[EXERCISE SET]
1 – Rewrite the MSA node documentation from "- Behavior: When" to "provenance or storage.", swapping "metadata" for "annotations".
2 – For each statement about the MSA node documentation, answer yes or no and quote the words that decide it: (a) TEST mode runs its searches against whichever database preset the user selects. (b) MOCK mode does not call backend services. (c) Timeout limits are adjusted automatically based on the database and the number of sequences.

[READING TEXT]
| db_preset | True | STRING (enum: alphafold_toy_dataset \| alphafold_reduced_dataset \| alphafold_full_dataset) | Specifies which managed MSA database preset to use. alphafold_toy_dataset is a very small toy dataset for debugging and test runs. alphafold_reduced_dataset uses a reduced BFD to speed up searches with moderate coverage. alphafold_full_dataset uses the full Alphafold database stack for maximal alignment depth at the cost of significantly longer runtimes. | alphafold_reduced_dataset |
| mode | True | STRING (enum: MOCK \| PROD \| TEST) | Controls how the node executes. PROD runs real MSA searches against the selected database preset. TEST overrides the chosen preset to alphafold_toy_dataset regardless of your input, providing fast but low-coverage searches for debugging or CI pipelines. MOCK does not call backend services; instead it loads predefined MSA data from mock files and rewrites IDs to match the provided FASTA headers, ideal for demos and offline testing. | PROD |
Outputs¶
| Field | Type | Description | Example |
|---|---|---|---|
| msa.a3m | MSA | A mapping from input FASTA entry IDs to their combined MSA in A3M format. The structure is a dictionary-like object where each key is the FASTA header identifier (for example sp\|P69905\|HBA_HUMAN) and each value is an A3M-formatted alignment string created by aggregating and converting results from multiple backend databases. This output is directly consumable by Alphafold-based nodes or any tool that accepts A3M MSAs. | { "sp\|P69905\|HBA_HUMAN": "sp\|P69905\|HBA_HUMAN/1-142 VLSPADKTNVKAAWGKVGAHAGEYGAEALERMF...\nseq1/1-142 VLSPADKTNVKAAWGKVGSHAGEYGAEALERMF...\nseq2/1-142 VLSPADKTNVKAAWGKVGAHAGEYGAEALDRMF...\n", "my_protein": "my_protein/1-210 MSTNPKPQRITGILGLSGAGKSTLLSAFLAQLG...\nseqA/1-210 MSTDPKPQRITGILGLSGAGKSTLLSAFLAQLG...\n" } |
Important Notes¶
- Performance: Runtime scales with both the number of sequences and the chosen database preset; the full dataset can imply very long timeouts per sequence, especially for large proteins.
- Performance: Timeout limits are automatically adjusted based on the database (toy, reduced, full) and number of sequences, but extremely large batches may still hit platform-level limits.
- Limitations: TEST mode always forces the toy dataset regardless of the db_preset value, so do not use TEST mode when you need production-quality MSAs.
- Limitations: MOCK mode returns fixed precomputed alignments adapted only in their identifiers and does not reflect your actual sequence content; use it only for wiring and UX tests.
- Behavior: When multiple backend sources return different formats (Stockholm versus A3M), results are normalized by converting everything to Stockholm, aggregating, and then converting once to A3M per sequence.
- Behavior: The node writes alignment metadata, such as configuration and folder name, into the output metadata, which downstream nodes may use for provenance or storage.
Troubleshooting¶
- No alignments for some sequences: If certain FASTA entries are missing from the output, check that the headers are unique and that the sequences are valid amino acid strings; also ensure they are not excessively long for the chosen database.
- Very long runtimes or timeouts: If executions hang or time out, switch from alphafold_full_dataset to alphafold_reduced_dataset or alphafold_toy_dataset, reduce the number of sequences per run, or use TEST mode for quick verification.
- Unexpected toy-dataset behavior: If results look low-depth despite selecting a larger db_preset, verify that mode is not set to TEST, as TEST mode silently overrides the preset to alphafold_toy_dataset.
- Mock data looks inconsistent with input sequence: In MOCK mode the alignments are synthetic and only header IDs are adapted. Switch to PROD mode for real MSA searches if you need biologically meaningful results.

[SUPPLIED INFORMATION]
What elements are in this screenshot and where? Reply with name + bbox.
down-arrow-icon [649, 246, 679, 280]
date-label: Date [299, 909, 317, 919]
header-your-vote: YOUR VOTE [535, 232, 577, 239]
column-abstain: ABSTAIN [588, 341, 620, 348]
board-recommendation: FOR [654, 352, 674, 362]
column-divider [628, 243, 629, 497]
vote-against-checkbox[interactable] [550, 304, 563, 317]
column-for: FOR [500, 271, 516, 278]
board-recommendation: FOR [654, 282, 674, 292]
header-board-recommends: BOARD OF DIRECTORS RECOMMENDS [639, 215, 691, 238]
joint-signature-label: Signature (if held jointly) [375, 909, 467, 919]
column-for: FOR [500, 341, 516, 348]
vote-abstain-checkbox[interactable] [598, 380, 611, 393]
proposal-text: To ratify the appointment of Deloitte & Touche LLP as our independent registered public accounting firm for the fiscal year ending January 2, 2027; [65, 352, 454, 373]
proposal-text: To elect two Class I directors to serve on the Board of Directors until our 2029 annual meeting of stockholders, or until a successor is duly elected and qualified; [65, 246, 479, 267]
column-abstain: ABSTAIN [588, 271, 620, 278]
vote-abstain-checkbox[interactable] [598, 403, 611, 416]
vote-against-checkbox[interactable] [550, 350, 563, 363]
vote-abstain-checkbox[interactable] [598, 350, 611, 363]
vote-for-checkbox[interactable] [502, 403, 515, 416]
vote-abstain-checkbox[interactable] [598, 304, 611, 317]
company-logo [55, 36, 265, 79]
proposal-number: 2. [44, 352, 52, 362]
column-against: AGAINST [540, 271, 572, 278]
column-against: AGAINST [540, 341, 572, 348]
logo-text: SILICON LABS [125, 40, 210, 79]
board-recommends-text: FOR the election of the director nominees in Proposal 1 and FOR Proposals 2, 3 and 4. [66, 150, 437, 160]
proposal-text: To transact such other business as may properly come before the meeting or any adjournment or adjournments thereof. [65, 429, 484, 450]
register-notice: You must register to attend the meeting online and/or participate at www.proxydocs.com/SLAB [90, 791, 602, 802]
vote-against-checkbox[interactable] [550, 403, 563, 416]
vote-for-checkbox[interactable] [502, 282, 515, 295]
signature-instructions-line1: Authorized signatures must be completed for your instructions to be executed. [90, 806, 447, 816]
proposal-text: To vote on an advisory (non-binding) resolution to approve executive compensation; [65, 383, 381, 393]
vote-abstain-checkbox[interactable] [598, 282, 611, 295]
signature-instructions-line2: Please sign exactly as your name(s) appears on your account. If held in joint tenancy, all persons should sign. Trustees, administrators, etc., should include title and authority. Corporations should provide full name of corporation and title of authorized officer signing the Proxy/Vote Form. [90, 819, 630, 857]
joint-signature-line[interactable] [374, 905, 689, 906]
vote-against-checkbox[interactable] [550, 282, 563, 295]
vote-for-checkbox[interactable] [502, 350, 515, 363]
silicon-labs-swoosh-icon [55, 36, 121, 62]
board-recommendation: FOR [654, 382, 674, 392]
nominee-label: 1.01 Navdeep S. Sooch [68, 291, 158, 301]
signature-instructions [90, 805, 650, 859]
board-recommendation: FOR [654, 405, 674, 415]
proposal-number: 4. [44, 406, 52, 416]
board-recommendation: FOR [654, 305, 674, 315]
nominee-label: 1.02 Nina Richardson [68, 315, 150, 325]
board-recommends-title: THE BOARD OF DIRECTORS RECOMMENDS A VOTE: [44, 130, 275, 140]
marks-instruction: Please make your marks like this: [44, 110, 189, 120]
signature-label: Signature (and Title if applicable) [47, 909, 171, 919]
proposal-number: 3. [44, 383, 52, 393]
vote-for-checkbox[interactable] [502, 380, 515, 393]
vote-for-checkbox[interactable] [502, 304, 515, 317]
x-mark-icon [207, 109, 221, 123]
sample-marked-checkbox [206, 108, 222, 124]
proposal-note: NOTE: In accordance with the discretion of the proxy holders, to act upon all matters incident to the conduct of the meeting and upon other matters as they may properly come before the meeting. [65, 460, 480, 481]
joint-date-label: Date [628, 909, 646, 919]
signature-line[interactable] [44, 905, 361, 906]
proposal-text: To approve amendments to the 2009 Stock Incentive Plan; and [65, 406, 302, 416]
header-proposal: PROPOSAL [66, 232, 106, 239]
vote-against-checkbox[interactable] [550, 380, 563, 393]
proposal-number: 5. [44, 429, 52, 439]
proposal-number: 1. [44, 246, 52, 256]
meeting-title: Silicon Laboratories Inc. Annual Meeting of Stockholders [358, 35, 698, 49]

[LIST OF ANSWERS]
1 –
- Behavior: When multiple backend sources return different formats (Stockholm versus A3M), results are normalized by converting everything to Stockholm, aggregating, and then converting once to A3M per sequence.
- Behavior: The node writes alignment annotations, such as configuration and folder name, into the output annotations, which downstream nodes may use for provenance or storage.

2 –
(a) No: "TEST overrides the chosen preset to alphafold_toy_dataset regardless of your input"
(b) Yes: "MOCK does not call backend services"
(c) Yes: "Timeout limits are automatically adjusted based on the database (toy, reduced, full) and number of sequences"